▸ **Task statement**:
All entries must be extracted exactly, with nothing added or dropped.

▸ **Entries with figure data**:
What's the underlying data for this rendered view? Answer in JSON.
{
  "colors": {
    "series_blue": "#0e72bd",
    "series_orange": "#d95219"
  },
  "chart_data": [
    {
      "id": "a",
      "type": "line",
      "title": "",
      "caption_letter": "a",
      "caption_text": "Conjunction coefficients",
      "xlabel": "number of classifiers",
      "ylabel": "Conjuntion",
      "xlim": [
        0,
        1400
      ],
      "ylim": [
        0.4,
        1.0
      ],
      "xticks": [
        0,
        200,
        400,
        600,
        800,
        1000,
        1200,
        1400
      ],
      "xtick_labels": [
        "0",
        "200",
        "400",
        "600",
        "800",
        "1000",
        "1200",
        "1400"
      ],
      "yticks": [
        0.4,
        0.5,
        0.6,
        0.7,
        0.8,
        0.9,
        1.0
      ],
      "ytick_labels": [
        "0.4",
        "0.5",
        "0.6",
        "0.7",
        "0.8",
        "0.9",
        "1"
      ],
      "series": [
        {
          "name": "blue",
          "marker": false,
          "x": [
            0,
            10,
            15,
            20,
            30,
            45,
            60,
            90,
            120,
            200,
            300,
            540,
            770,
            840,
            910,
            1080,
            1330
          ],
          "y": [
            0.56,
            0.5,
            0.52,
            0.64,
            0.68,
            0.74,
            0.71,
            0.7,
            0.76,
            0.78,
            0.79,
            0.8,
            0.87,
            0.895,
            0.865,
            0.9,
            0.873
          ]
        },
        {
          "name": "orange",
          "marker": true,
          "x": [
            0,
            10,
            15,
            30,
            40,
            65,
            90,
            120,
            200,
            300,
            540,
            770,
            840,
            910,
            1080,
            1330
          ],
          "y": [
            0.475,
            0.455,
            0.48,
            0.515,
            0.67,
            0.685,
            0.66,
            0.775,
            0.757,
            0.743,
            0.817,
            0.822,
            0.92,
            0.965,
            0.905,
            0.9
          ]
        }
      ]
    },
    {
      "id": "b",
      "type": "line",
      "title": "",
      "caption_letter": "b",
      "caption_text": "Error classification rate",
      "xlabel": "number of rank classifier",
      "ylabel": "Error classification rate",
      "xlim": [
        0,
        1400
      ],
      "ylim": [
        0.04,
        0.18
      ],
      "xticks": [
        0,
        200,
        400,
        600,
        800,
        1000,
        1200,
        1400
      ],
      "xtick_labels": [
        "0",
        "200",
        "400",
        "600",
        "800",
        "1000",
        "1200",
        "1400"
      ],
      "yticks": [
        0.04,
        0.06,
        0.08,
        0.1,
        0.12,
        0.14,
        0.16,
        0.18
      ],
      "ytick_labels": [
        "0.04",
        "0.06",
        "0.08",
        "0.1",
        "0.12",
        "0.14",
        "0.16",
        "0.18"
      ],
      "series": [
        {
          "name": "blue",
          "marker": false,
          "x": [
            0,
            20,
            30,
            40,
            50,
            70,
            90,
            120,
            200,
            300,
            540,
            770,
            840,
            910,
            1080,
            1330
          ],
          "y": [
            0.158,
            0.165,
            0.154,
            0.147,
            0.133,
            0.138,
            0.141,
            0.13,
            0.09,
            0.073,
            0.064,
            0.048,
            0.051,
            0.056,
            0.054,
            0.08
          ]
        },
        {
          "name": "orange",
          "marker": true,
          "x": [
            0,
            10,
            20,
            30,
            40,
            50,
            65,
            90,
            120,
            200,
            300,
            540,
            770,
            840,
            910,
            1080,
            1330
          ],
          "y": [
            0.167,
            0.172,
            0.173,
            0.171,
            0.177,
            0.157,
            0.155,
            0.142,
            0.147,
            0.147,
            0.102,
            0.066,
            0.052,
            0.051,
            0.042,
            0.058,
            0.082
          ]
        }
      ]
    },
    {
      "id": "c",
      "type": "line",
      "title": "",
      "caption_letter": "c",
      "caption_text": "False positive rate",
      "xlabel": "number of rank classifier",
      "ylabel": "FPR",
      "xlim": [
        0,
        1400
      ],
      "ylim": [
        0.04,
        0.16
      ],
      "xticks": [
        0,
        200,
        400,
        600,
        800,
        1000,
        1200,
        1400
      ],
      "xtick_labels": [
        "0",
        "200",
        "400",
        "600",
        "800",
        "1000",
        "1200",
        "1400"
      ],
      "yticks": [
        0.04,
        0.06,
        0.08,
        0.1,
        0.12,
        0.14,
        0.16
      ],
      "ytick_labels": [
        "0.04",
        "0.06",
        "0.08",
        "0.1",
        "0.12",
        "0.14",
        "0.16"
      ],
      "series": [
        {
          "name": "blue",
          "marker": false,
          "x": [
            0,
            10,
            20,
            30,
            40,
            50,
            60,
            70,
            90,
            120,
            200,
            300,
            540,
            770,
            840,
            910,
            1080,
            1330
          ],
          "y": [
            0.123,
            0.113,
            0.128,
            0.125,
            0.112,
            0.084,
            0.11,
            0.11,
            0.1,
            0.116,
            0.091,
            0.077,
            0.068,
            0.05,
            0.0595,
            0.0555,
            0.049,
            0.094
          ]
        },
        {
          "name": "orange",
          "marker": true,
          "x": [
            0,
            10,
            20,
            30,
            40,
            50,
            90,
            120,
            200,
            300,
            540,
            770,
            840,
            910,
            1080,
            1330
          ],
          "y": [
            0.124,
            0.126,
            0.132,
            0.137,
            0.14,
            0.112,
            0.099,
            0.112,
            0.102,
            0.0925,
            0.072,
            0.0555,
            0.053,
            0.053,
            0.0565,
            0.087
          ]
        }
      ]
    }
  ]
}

▸ **The completed task**:
What's the underlying data for this rendered view? Answer in JSON.
{
  "colors": {
    "series_blue": "#0e72bd",
    "series_orange": "#d95219"
  },
  "chart_data": [
    {
      "id": "a",
      "type": "line",
      "title": "",
      "caption_letter": "a",
      "caption_text": "Conjunction coefficients",
      "xlabel": "number of classifiers",
      "ylabel": "Conjuntion",
      "xlim": [
        0,
        1400
      ],
      "ylim": [
        0.4,
        1.0
      ],
      "xticks": [
        0,
        200,
        400,
        600,
        800,
        1000,
        1200,
        1400
      ],
      "xtick_labels": [
        "0",
        "200",
        "400",
        "600",
        "800",
        "1000",
        "1200",
        "1400"
      ],
      "yticks": [
        0.4,
        0.5,
        0.6,
        0.7,
        0.8,
        0.9,
        1.0
      ],
      "ytick_labels": [
        "0.4",
        "0.5",
        "0.6",
        "0.7",
        "0.8",
        "0.9",
        "1"
      ],
      "series": [
        {
          "name": "blue",
          "marker": false,
          "x": [
            0,
            10,
            15,
            20,
            30,
            45,
            60,
            90,
            120,
            200,
            300,
            540,
            770,
            840,
            910,
            1080,
            1330
          ],
          "y": [
            0.56,
            0.5,
            0.52,
            0.64,
            0.68,
            0.74,
            0.71,
            0.7,
            0.76,
            0.78,
            0.79,
            0.8,
            0.87,
            0.895,
            0.865,
            0.9,
            0.873
          ]
        },
        {
          "name": "orange",
          "marker": true,
          "x": [
            0,
            10,
            15,
            30,
            40,
            65,
            90,
            120,
            200,
            300,
            540,
            770,
            840,
            910,
            1080,
            1330
          ],
          "y": [
            0.475,
            0.455,
            0.48,
            0.515,
            0.67,
            0.685,
            0.66,
            0.775,
            0.757,
            0.743,
            0.817,
            0.822,
            0.92,
            0.965,
            0.905,
            0.9
          ]
        }
      ]
    },
    {
      "id": "b",
      "type": "line",
      "title": "",
      "caption_letter": "b",
      "caption_text": "Error classification rate",
      "xlabel": "number of rank classifier",
      "ylabel": "Error classification rate",
      "xlim": [
        0,
        1400
      ],
      "ylim": [
        0.04,
        0.18
      ],
      "xticks": [
        0,
        200,
        400,
        600,
        800,
        1000,
        1200,
        1400
      ],
      "xtick_labels": [
        "0",
        "200",
        "400",
        "600",
        "800",
        "1000",
        "1200",
        "1400"
      ],
      "yticks": [
        0.04,
        0.06,
        0.08,
        0.1,
        0.12,
        0.14,
        0.16,
        0.18
      ],
      "ytick_labels": [
        "0.04",
        "0.06",
        "0.08",
        "0.1",
        "0.12",
        "0.14",
        "0.16",
        "0.18"
      ],
      "series": [
        {
          "name": "blue",
          "marker": false,
          "x": [
            0,
            20,
            30,
            40,
            50,
            70,
            90,
            120,
            200,
            300,
            540,
            770,
            840,
            910,
            1080,
            1330
          ],
          "y": [
            0.158,
            0.165,
            0.154,
            0.147,
            0.133,
            0.138,
            0.141,
            0.13,
            0.09,
            0.073,
            0.064,
            0.048,
            0.051,
            0.056,
            0.054,
            0.08
          ]
        },
        {
          "name": "orange",
          "marker": true,
          "x": [
            0,
            10,
            20,
            30,
            40,
            50,
            65,
            90,
            120,
            200,
            300,
            540,
            770,
            840,
            910,
            1080,
            1330
          ],
          "y": [
            0.167,
            0.172,
            0.173,
            0.171,
            0.177,
            0.157,
            0.155,
            0.142,
            0.147,
            0.147,
            0.102,
            0.066,
            0.052,
            0.051,
            0.042,
            0.058,
            0.082
          ]
        }
      ]
    },
    {
      "id": "c",
      "type": "line",
      "title": "",
      "caption_letter": "c",
      "caption_text": "False positive rate",
      "xlabel": "number of rank classifier",
      "ylabel": "FPR",
      "xlim": [
        0,
        1400
      ],
      "ylim": [
        0.04,
        0.16
      ],
      "xticks": [
        0,
        200,
        400,
        600,
        800,
        1000,
        1200,
        1400
      ],
      "xtick_labels": [
        "0",
        "200",
        "400",
        "600",
        "800",
        "1000",
        "1200",
        "1400"
      ],
      "yticks": [
        0.04,
        0.06,
        0.08,
        0.1,
        0.12,
        0.14,
        0.16
      ],
      "ytick_labels": [
        "0.04",
        "0.06",
        "0.08",
        "0.1",
        "0.12",
        "0.14",
        "0.16"
      ],
      "series": [
        {
          "name": "blue",
          "marker": false,
          "x": [
            0,
            10,
            20,
            30,
            40,
            50,
            60,
            70,
            90,
            120,
            200,
            300,
            540,
            770,
            840,
            910,
            1080,
            1330
          ],
          "y": [
            0.123,
            0.113,
            0.128,
            0.125,
            0.112,
            0.084,
            0.11,
            0.11,
            0.1,
            0.116,
            0.091,
            0.077,
            0.068,
            0.05,
            0.0595,
            0.0555,
            0.049,
            0.094
          ]
        },
        {
          "name": "orange",
          "marker": true,
          "x": [
            0,
            10,
            20,
            30,
            40,
            50,
            90,
            120,
            200,
            300,
            540,
            770,
            840,
            910,
            1080,
            1330
          ],
          "y": [
            0.124,
            0.126,
            0.132,
            0.137,
            0.14,
            0.112,
            0.099,
            0.112,
            0.102,
            0.0925,
            0.072,
            0.0555,
            0.053,
            0.053,
            0.0565,
            0.087
          ]
        }
      ]
    }
  ]
}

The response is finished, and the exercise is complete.